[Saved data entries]
* * *

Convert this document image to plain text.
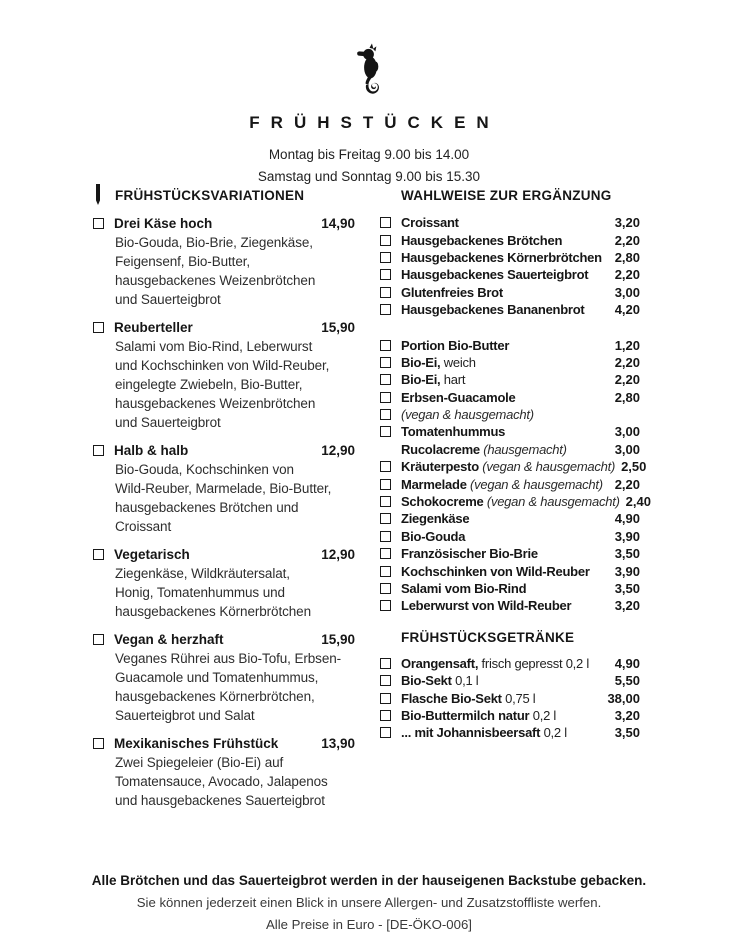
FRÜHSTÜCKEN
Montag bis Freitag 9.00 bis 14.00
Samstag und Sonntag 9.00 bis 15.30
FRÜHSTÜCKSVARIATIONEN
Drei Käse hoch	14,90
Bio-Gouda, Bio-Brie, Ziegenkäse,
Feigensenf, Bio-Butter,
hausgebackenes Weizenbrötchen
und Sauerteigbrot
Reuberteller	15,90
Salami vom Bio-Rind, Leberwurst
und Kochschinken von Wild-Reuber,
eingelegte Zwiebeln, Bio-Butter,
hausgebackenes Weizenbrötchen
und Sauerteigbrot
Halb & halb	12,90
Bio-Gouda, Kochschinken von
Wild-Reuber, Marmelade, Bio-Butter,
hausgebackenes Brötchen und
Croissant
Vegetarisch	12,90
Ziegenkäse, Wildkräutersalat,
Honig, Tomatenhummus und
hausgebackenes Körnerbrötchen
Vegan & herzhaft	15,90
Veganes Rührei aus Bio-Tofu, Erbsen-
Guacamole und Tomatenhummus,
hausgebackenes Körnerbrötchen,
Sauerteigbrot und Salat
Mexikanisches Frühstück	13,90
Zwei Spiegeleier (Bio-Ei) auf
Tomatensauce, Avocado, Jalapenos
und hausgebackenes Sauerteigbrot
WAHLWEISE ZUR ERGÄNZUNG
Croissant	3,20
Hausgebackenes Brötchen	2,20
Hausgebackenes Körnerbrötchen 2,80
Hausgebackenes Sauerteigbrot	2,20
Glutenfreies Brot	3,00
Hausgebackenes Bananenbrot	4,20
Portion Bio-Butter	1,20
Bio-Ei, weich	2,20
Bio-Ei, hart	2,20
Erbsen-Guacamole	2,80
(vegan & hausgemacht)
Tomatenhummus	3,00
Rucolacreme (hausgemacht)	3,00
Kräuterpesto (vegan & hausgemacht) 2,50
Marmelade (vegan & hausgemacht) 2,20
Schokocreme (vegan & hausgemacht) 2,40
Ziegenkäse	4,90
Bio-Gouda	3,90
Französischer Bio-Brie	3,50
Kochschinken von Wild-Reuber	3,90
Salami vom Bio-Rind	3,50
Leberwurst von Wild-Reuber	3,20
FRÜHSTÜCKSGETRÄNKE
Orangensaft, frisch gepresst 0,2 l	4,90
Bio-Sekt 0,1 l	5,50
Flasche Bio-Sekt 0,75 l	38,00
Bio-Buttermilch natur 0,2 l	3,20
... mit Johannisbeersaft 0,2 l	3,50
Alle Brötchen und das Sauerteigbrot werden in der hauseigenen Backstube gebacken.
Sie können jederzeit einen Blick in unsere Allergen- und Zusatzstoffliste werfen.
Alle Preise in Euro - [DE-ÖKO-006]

* * *

Exercise: Would you return the data exactly as written, without the pictures?

Final result:
Convert this document image to plain text.
FRÜHSTÜCKEN
Montag bis Freitag 9.00 bis 14.00
Samstag und Sonntag 9.00 bis 15.30
FRÜHSTÜCKSVARIATIONEN
Drei Käse hoch	14,90
Bio-Gouda, Bio-Brie, Ziegenkäse,
Feigensenf, Bio-Butter,
hausgebackenes Weizenbrötchen
und Sauerteigbrot
Reuberteller	15,90
Salami vom Bio-Rind, Leberwurst
und Kochschinken von Wild-Reuber,
eingelegte Zwiebeln, Bio-Butter,
hausgebackenes Weizenbrötchen
und Sauerteigbrot
Halb & halb	12,90
Bio-Gouda, Kochschinken von
Wild-Reuber, Marmelade, Bio-Butter,
hausgebackenes Brötchen und
Croissant
Vegetarisch	12,90
Ziegenkäse, Wildkräutersalat,
Honig, Tomatenhummus und
hausgebackenes Körnerbrötchen
Vegan & herzhaft	15,90
Veganes Rührei aus Bio-Tofu, Erbsen-
Guacamole und Tomatenhummus,
hausgebackenes Körnerbrötchen,
Sauerteigbrot und Salat
Mexikanisches Frühstück	13,90
Zwei Spiegeleier (Bio-Ei) auf
Tomatensauce, Avocado, Jalapenos
und hausgebackenes Sauerteigbrot
WAHLWEISE ZUR ERGÄNZUNG
Croissant	3,20
Hausgebackenes Brötchen	2,20
Hausgebackenes Körnerbrötchen 2,80
Hausgebackenes Sauerteigbrot	2,20
Glutenfreies Brot	3,00
Hausgebackenes Bananenbrot	4,20
Portion Bio-Butter	1,20
Bio-Ei, weich	2,20
Bio-Ei, hart	2,20
Erbsen-Guacamole	2,80
(vegan & hausgemacht)
Tomatenhummus	3,00
Rucolacreme (hausgemacht)	3,00
Kräuterpesto (vegan & hausgemacht) 2,50
Marmelade (vegan & hausgemacht) 2,20
Schokocreme (vegan & hausgemacht) 2,40
Ziegenkäse	4,90
Bio-Gouda	3,90
Französischer Bio-Brie	3,50
Kochschinken von Wild-Reuber	3,90
Salami vom Bio-Rind	3,50
Leberwurst von Wild-Reuber	3,20
FRÜHSTÜCKSGETRÄNKE
Orangensaft, frisch gepresst 0,2 l	4,90
Bio-Sekt 0,1 l	5,50
Flasche Bio-Sekt 0,75 l	38,00
Bio-Buttermilch natur 0,2 l	3,20
... mit Johannisbeersaft 0,2 l	3,50
Alle Brötchen und das Sauerteigbrot werden in der hauseigenen Backstube gebacken.
Sie können jederzeit einen Blick in unsere Allergen- und Zusatzstoffliste werfen.
Alle Preise in Euro - [DE-ÖKO-006]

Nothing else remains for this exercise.